> _Objective_
Transcribe each record below word for word.

> _Listed records_

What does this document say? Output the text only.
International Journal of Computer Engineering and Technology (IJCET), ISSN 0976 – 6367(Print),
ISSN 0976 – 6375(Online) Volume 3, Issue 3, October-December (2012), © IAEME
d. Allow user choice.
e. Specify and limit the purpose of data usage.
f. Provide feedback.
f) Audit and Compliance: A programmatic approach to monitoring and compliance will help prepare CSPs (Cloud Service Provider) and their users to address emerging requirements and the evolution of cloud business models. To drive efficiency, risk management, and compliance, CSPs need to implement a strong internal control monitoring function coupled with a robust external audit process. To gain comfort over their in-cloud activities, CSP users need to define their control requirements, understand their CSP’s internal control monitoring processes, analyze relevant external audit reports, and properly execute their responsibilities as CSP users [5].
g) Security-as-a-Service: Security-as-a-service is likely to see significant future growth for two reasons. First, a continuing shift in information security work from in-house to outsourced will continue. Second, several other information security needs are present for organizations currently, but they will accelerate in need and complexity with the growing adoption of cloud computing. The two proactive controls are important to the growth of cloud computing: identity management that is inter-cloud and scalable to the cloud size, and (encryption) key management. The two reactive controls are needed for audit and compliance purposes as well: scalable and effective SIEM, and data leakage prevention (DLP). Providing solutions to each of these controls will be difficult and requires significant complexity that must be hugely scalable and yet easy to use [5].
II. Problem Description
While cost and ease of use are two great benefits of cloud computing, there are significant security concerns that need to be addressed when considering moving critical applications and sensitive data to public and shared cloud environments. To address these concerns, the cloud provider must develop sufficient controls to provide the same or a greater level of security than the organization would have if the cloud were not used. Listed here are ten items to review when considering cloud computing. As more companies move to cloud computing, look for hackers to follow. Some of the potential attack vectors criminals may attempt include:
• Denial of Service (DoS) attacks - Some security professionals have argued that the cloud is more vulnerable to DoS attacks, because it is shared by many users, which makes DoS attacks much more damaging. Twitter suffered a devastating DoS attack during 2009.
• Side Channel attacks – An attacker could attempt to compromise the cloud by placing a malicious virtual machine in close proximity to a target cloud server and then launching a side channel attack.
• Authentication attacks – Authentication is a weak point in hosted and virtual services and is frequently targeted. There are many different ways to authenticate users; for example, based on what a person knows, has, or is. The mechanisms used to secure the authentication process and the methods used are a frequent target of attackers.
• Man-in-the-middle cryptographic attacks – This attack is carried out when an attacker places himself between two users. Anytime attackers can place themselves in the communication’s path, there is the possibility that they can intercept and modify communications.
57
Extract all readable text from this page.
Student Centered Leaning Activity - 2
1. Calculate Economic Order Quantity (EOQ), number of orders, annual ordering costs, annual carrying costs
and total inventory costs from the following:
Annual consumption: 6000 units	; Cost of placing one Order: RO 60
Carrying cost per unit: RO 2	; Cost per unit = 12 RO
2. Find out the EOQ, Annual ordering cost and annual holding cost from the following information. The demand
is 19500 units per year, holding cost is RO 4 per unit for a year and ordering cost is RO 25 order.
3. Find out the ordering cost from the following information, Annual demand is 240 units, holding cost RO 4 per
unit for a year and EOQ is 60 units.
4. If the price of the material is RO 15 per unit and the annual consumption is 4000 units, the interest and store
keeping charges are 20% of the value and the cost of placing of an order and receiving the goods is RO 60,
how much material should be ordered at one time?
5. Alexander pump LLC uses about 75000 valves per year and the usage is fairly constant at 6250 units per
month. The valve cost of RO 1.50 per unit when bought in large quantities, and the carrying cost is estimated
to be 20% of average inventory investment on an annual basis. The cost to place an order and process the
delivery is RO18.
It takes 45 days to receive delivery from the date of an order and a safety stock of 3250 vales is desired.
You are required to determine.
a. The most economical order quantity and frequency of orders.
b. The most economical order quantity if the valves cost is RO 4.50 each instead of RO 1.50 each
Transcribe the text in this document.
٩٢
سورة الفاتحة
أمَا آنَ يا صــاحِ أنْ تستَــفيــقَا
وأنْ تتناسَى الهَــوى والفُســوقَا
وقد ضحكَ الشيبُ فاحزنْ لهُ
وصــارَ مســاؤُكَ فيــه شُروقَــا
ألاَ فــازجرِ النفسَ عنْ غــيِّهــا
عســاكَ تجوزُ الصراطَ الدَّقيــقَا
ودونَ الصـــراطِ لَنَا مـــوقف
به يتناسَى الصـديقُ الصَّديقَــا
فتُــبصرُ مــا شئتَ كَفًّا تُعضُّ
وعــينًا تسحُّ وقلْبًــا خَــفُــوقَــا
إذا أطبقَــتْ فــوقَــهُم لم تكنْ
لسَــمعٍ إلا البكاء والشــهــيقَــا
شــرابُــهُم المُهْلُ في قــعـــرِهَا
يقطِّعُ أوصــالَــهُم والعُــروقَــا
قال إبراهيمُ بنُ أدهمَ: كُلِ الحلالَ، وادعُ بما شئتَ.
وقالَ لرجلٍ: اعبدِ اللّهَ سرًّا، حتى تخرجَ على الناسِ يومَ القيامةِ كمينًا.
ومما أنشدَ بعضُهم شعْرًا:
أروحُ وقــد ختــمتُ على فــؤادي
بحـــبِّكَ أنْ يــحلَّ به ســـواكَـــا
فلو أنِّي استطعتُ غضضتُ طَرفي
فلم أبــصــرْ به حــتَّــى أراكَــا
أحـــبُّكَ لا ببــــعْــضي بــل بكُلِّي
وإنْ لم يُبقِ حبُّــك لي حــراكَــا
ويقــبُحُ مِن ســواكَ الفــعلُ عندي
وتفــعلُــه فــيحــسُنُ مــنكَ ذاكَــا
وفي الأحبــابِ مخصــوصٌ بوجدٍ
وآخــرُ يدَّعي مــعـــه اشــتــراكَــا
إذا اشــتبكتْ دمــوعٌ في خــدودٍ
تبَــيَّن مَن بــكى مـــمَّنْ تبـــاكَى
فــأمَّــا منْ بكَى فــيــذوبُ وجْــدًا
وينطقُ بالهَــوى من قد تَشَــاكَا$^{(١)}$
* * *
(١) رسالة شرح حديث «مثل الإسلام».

> _Exercise answer_
What does this document say? Output the text only.
International Journal of Computer Engineering and Technology (IJCET), ISSN 0976 – 6367(Print),
ISSN 0976 – 6375(Online) Volume 3, Issue 3, October-December (2012), © IAEME
d. Allow user choice.
e. Specify and limit the purpose of data usage.
f. Provide feedback.
f) Audit and Compliance: A programmatic approach to monitoring and compliance will help prepare CSPs (Cloud Service Provider) and their users to address emerging requirements and the evolution of cloud business models. To drive efficiency, risk management, and compliance, CSPs need to implement a strong internal control monitoring function coupled with a robust external audit process. To gain comfort over their in-cloud activities, CSP users need to define their control requirements, understand their CSP’s internal control monitoring processes, analyze relevant external audit reports, and properly execute their responsibilities as CSP users [5].
g) Security-as-a-Service: Security-as-a-service is likely to see significant future growth for two reasons. First, a continuing shift in information security work from in-house to outsourced will continue. Second, several other information security needs are present for organizations currently, but they will accelerate in need and complexity with the growing adoption of cloud computing. The two proactive controls are important to the growth of cloud computing: identity management that is inter-cloud and scalable to the cloud size, and (encryption) key management. The two reactive controls are needed for audit and compliance purposes as well: scalable and effective SIEM, and data leakage prevention (DLP). Providing solutions to each of these controls will be difficult and requires significant complexity that must be hugely scalable and yet easy to use [5].
II. Problem Description
While cost and ease of use are two great benefits of cloud computing, there are significant security concerns that need to be addressed when considering moving critical applications and sensitive data to public and shared cloud environments. To address these concerns, the cloud provider must develop sufficient controls to provide the same or a greater level of security than the organization would have if the cloud were not used. Listed here are ten items to review when considering cloud computing. As more companies move to cloud computing, look for hackers to follow. Some of the potential attack vectors criminals may attempt include:
• Denial of Service (DoS) attacks - Some security professionals have argued that the cloud is more vulnerable to DoS attacks, because it is shared by many users, which makes DoS attacks much more damaging. Twitter suffered a devastating DoS attack during 2009.
• Side Channel attacks – An attacker could attempt to compromise the cloud by placing a malicious virtual machine in close proximity to a target cloud server and then launching a side channel attack.
• Authentication attacks – Authentication is a weak point in hosted and virtual services and is frequently targeted. There are many different ways to authenticate users; for example, based on what a person knows, has, or is. The mechanisms used to secure the authentication process and the methods used are a frequent target of attackers.
• Man-in-the-middle cryptographic attacks – This attack is carried out when an attacker places himself between two users. Anytime attackers can place themselves in the communication’s path, there is the possibility that they can intercept and modify communications.
57
Extract all readable text from this page.
Student Centered Leaning Activity - 2
1. Calculate Economic Order Quantity (EOQ), number of orders, annual ordering costs, annual carrying costs
and total inventory costs from the following:
Annual consumption: 6000 units	; Cost of placing one Order: RO 60
Carrying cost per unit: RO 2	; Cost per unit = 12 RO
2. Find out the EOQ, Annual ordering cost and annual holding cost from the following information. The demand
is 19500 units per year, holding cost is RO 4 per unit for a year and ordering cost is RO 25 order.
3. Find out the ordering cost from the following information, Annual demand is 240 units, holding cost RO 4 per
unit for a year and EOQ is 60 units.
4. If the price of the material is RO 15 per unit and the annual consumption is 4000 units, the interest and store
keeping charges are 20% of the value and the cost of placing of an order and receiving the goods is RO 60,
how much material should be ordered at one time?
5. Alexander pump LLC uses about 75000 valves per year and the usage is fairly constant at 6250 units per
month. The valve cost of RO 1.50 per unit when bought in large quantities, and the carrying cost is estimated
to be 20% of average inventory investment on an annual basis. The cost to place an order and process the
delivery is RO18.
It takes 45 days to receive delivery from the date of an order and a safety stock of 3250 vales is desired.
You are required to determine.
a. The most economical order quantity and frequency of orders.
b. The most economical order quantity if the valves cost is RO 4.50 each instead of RO 1.50 each
Transcribe the text in this document.
٩٢
سورة الفاتحة
أمَا آنَ يا صــاحِ أنْ تستَــفيــقَا
وأنْ تتناسَى الهَــوى والفُســوقَا
وقد ضحكَ الشيبُ فاحزنْ لهُ
وصــارَ مســاؤُكَ فيــه شُروقَــا
ألاَ فــازجرِ النفسَ عنْ غــيِّهــا
عســاكَ تجوزُ الصراطَ الدَّقيــقَا
ودونَ الصـــراطِ لَنَا مـــوقف
به يتناسَى الصـديقُ الصَّديقَــا
فتُــبصرُ مــا شئتَ كَفًّا تُعضُّ
وعــينًا تسحُّ وقلْبًــا خَــفُــوقَــا
إذا أطبقَــتْ فــوقَــهُم لم تكنْ
لسَــمعٍ إلا البكاء والشــهــيقَــا
شــرابُــهُم المُهْلُ في قــعـــرِهَا
يقطِّعُ أوصــالَــهُم والعُــروقَــا
قال إبراهيمُ بنُ أدهمَ: كُلِ الحلالَ، وادعُ بما شئتَ.
وقالَ لرجلٍ: اعبدِ اللّهَ سرًّا، حتى تخرجَ على الناسِ يومَ القيامةِ كمينًا.
ومما أنشدَ بعضُهم شعْرًا:
أروحُ وقــد ختــمتُ على فــؤادي
بحـــبِّكَ أنْ يــحلَّ به ســـواكَـــا
فلو أنِّي استطعتُ غضضتُ طَرفي
فلم أبــصــرْ به حــتَّــى أراكَــا
أحـــبُّكَ لا ببــــعْــضي بــل بكُلِّي
وإنْ لم يُبقِ حبُّــك لي حــراكَــا
ويقــبُحُ مِن ســواكَ الفــعلُ عندي
وتفــعلُــه فــيحــسُنُ مــنكَ ذاكَــا
وفي الأحبــابِ مخصــوصٌ بوجدٍ
وآخــرُ يدَّعي مــعـــه اشــتــراكَــا
إذا اشــتبكتْ دمــوعٌ في خــدودٍ
تبَــيَّن مَن بــكى مـــمَّنْ تبـــاكَى
فــأمَّــا منْ بكَى فــيــذوبُ وجْــدًا
وينطقُ بالهَــوى من قد تَشَــاكَا$^{(١)}$
* * *
(١) رسالة شرح حديث «مثل الإسلام».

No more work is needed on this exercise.